Task details: The records below must be transcribed exactly. Do not include the pictures.

## START Data for this exercise

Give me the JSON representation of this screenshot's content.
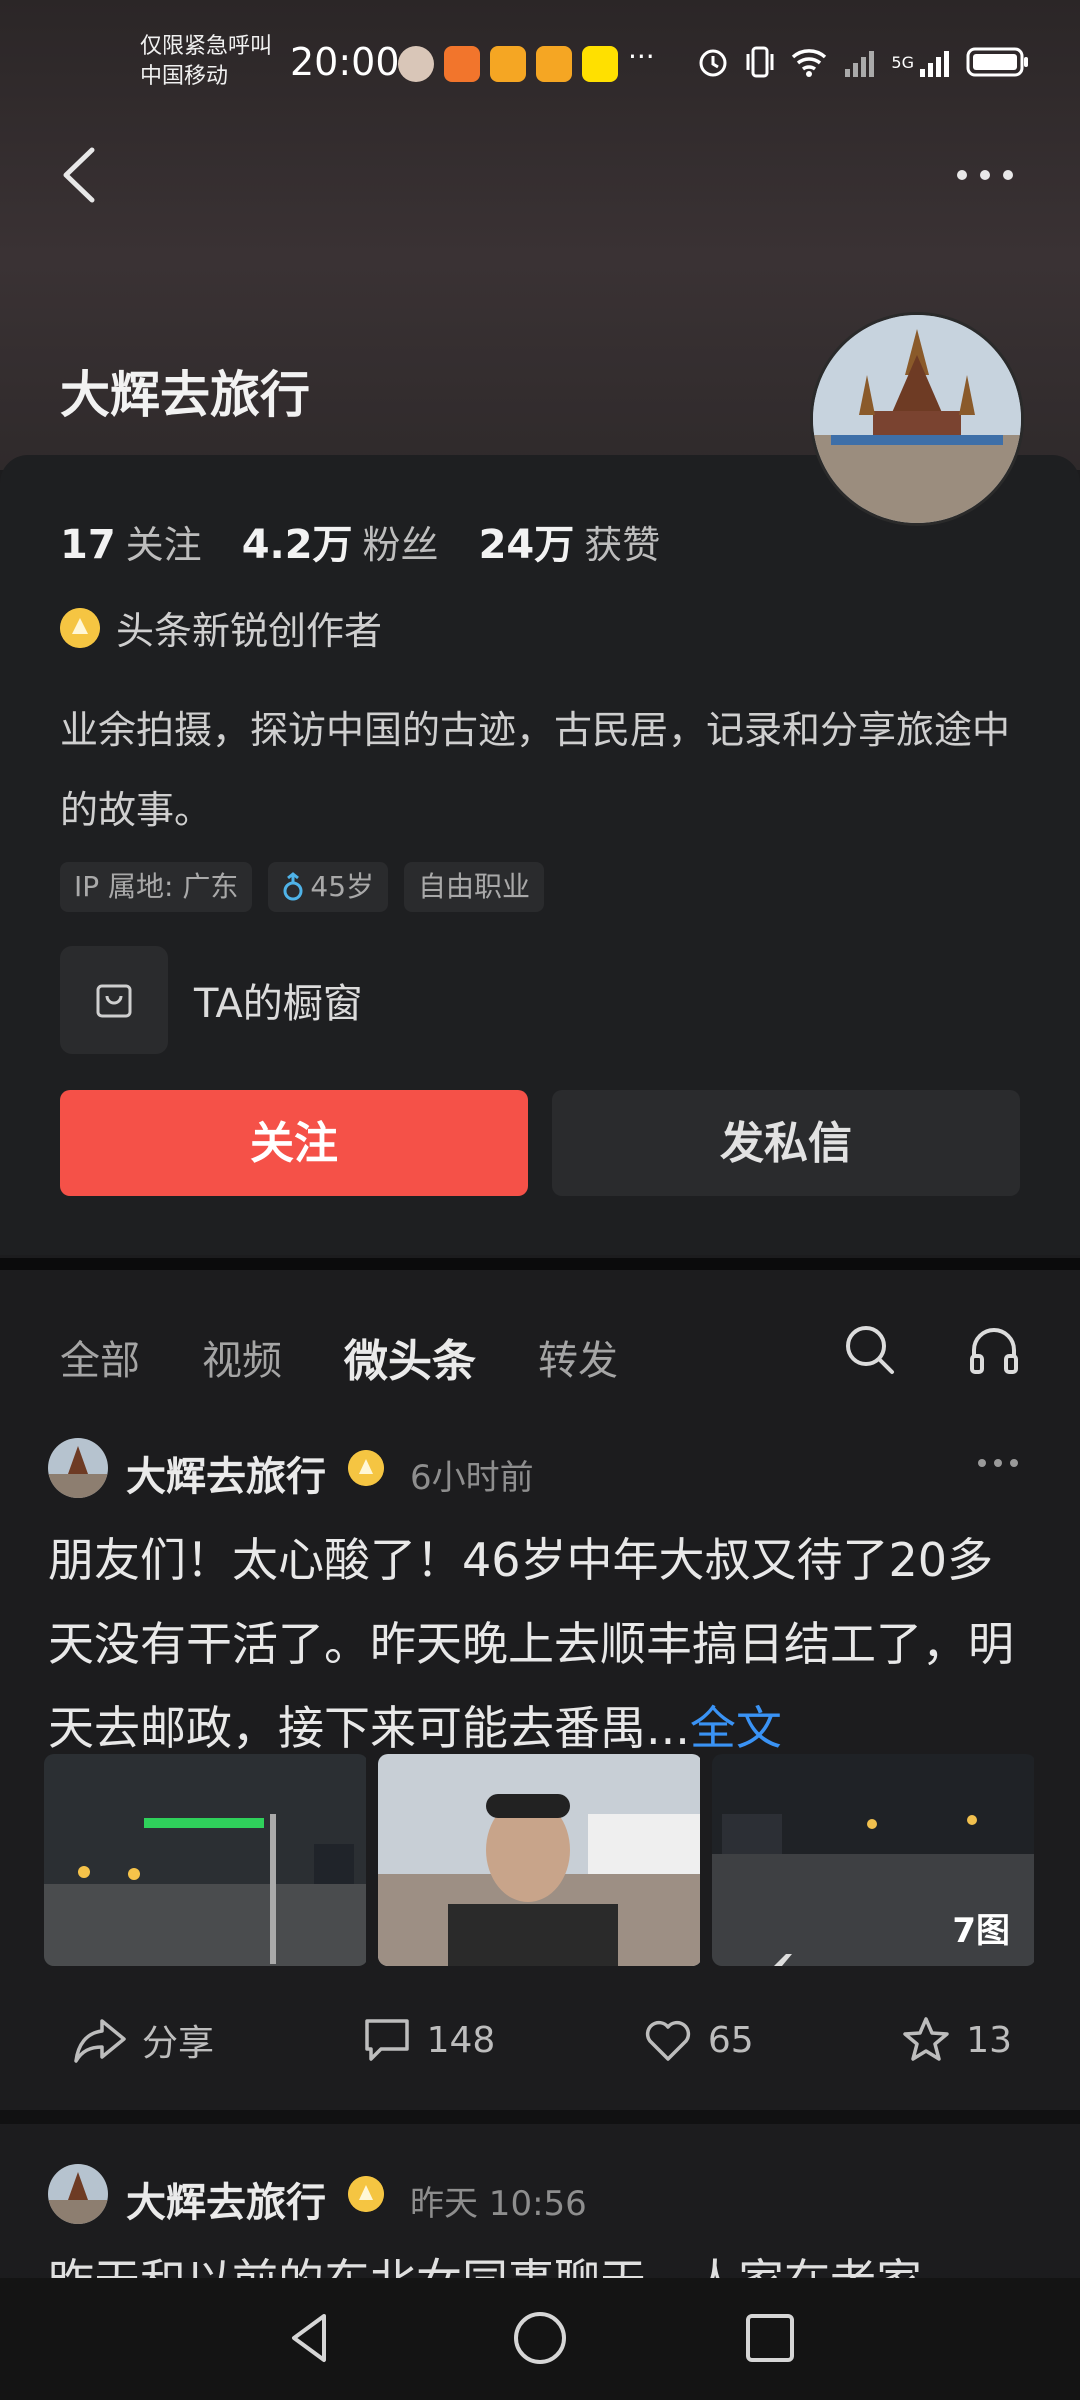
{
  "status_bar": {
    "carrier_line1": "仅限紧急呼叫",
    "carrier_line2": "中国移动",
    "time": "20:00",
    "more": "···",
    "network": "5G"
  },
  "profile": {
    "name": "大辉去旅行",
    "following_count": "17",
    "following_label": "关注",
    "followers_count": "4.2万",
    "followers_label": "粉丝",
    "likes_count": "24万",
    "likes_label": "获赞",
    "badge_text": "头条新锐创作者",
    "bio": "业余拍摄，探访中国的古迹，古民居，记录和分享旅途中的故事。",
    "tags": [
      "IP 属地: 广东",
      "45岁",
      "自由职业"
    ],
    "shop_label": "TA的橱窗",
    "follow_button": "关注",
    "message_button": "发私信"
  },
  "tabs": [
    "全部",
    "视频",
    "微头条",
    "转发"
  ],
  "active_tab": "微头条",
  "posts": [
    {
      "author": "大辉去旅行",
      "time": "6小时前",
      "text": "朋友们！太心酸了！46岁中年大叔又待了20多天没有干活了。昨天晚上去顺丰搞日结工了，明天去邮政，接下来可能去番禺...",
      "full_link": "全文",
      "image_count": "7图",
      "share_label": "分享",
      "comments": "148",
      "likes": "65",
      "favorites": "13"
    },
    {
      "author": "大辉去旅行",
      "time": "昨天  10:56",
      "text": "昨天和以前的东北女同事聊天，人家在老家"
    }
  ],
  "colors": {
    "accent_follow": "#f55148",
    "link_blue": "#3a93f5",
    "badge_gold": "#f5c542"
  }
}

## END Data for this exercise

Result for this task:
Give me the JSON representation of this screenshot's content.
{
  "status_bar": {
    "carrier_line1": "仅限紧急呼叫",
    "carrier_line2": "中国移动",
    "time": "20:00",
    "more": "···",
    "network": "5G"
  },
  "profile": {
    "name": "大辉去旅行",
    "following_count": "17",
    "following_label": "关注",
    "followers_count": "4.2万",
    "followers_label": "粉丝",
    "likes_count": "24万",
    "likes_label": "获赞",
    "badge_text": "头条新锐创作者",
    "bio": "业余拍摄，探访中国的古迹，古民居，记录和分享旅途中的故事。",
    "tags": [
      "IP 属地: 广东",
      "45岁",
      "自由职业"
    ],
    "shop_label": "TA的橱窗",
    "follow_button": "关注",
    "message_button": "发私信"
  },
  "tabs": [
    "全部",
    "视频",
    "微头条",
    "转发"
  ],
  "active_tab": "微头条",
  "posts": [
    {
      "author": "大辉去旅行",
      "time": "6小时前",
      "text": "朋友们！太心酸了！46岁中年大叔又待了20多天没有干活了。昨天晚上去顺丰搞日结工了，明天去邮政，接下来可能去番禺...",
      "full_link": "全文",
      "image_count": "7图",
      "share_label": "分享",
      "comments": "148",
      "likes": "65",
      "favorites": "13"
    },
    {
      "author": "大辉去旅行",
      "time": "昨天  10:56",
      "text": "昨天和以前的东北女同事聊天，人家在老家"
    }
  ],
  "colors": {
    "accent_follow": "#f55148",
    "link_blue": "#3a93f5",
    "badge_gold": "#f5c542"
  }
}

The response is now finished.